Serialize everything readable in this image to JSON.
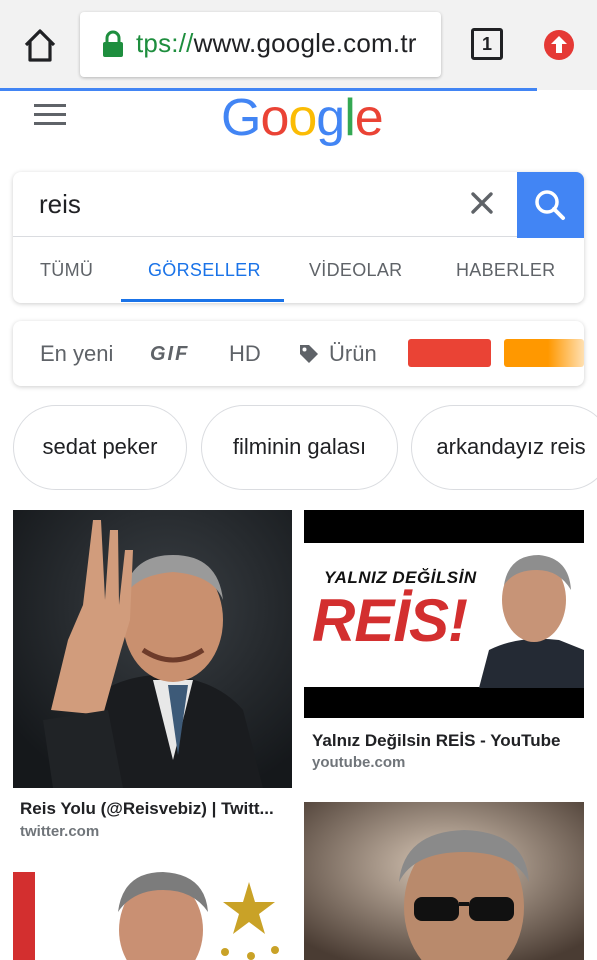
{
  "browser": {
    "url_scheme": "tps://",
    "url_host": "www.google.com.tr",
    "tab_count": "1",
    "icons": {
      "home": "home-icon",
      "lock": "lock-icon",
      "update": "update-icon"
    },
    "progress_fraction": 0.9
  },
  "header": {
    "logo_letters": [
      "G",
      "o",
      "o",
      "g",
      "l",
      "e"
    ],
    "menu_icon": "hamburger-menu-icon"
  },
  "search": {
    "query": "reis",
    "clear_icon": "close-icon",
    "search_icon": "search-icon",
    "accent_color": "#4285f4"
  },
  "tabs": [
    {
      "label": "TÜMÜ",
      "active": false
    },
    {
      "label": "GÖRSELLER",
      "active": true
    },
    {
      "label": "VİDEOLAR",
      "active": false
    },
    {
      "label": "HABERLER",
      "active": false
    }
  ],
  "filters": {
    "newest": "En yeni",
    "gif": "GIF",
    "hd": "HD",
    "product": "Ürün",
    "colors": [
      "#ea4335",
      "#ff9800"
    ]
  },
  "chips": [
    "sedat peker",
    "filminin galası",
    "arkandayız reis"
  ],
  "results": [
    {
      "title": "Reis Yolu (@Reisvebiz) | Twitt...",
      "source": "twitter.com"
    },
    {
      "title": "Yalnız Değilsin REİS - YouTube",
      "source": "youtube.com",
      "banner_top": "YALNIZ DEĞİLSİN",
      "banner_main": "REİS!"
    },
    {
      "title": "",
      "source": ""
    },
    {
      "title": "",
      "source": ""
    }
  ]
}
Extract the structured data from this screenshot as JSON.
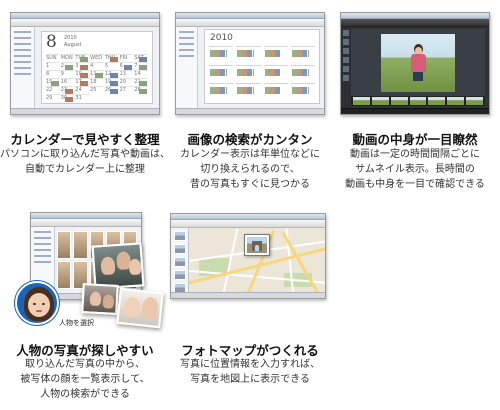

§

■ **EXERCISE AIM**
Output, exactly, all the records above; include no pictures.

■ **SOLUTION**
Serialize everything readable in this image to JSON.
{
  "browser": {
    "url_scheme": "tps://",
    "url_host": "www.google.com.tr",
    "tab_count": "1",
    "icons": {
      "home": "home-icon",
      "lock": "lock-icon",
      "update": "update-icon"
    },
    "progress_fraction": 0.9
  },
  "header": {
    "logo_letters": [
      "G",
      "o",
      "o",
      "g",
      "l",
      "e"
    ],
    "menu_icon": "hamburger-menu-icon"
  },
  "search": {
    "query": "reis",
    "clear_icon": "close-icon",
    "search_icon": "search-icon",
    "accent_color": "#4285f4"
  },
  "tabs": [
    {
      "label": "TÜMÜ",
      "active": false
    },
    {
      "label": "GÖRSELLER",
      "active": true
    },
    {
      "label": "VİDEOLAR",
      "active": false
    },
    {
      "label": "HABERLER",
      "active": false
    }
  ],
  "filters": {
    "newest": "En yeni",
    "gif": "GIF",
    "hd": "HD",
    "product": "Ürün",
    "colors": [
      "#ea4335",
      "#ff9800"
    ]
  },
  "chips": [
    "sedat peker",
    "filminin galası",
    "arkandayız reis"
  ],
  "results": [
    {
      "title": "Reis Yolu (@Reisvebiz) | Twitt...",
      "source": "twitter.com"
    },
    {
      "title": "Yalnız Değilsin REİS - YouTube",
      "source": "youtube.com",
      "banner_top": "YALNIZ DEĞİLSİN",
      "banner_main": "REİS!"
    },
    {
      "title": "",
      "source": ""
    },
    {
      "title": "",
      "source": ""
    }
  ]
}
Extract the structured data from this screenshot as JSON.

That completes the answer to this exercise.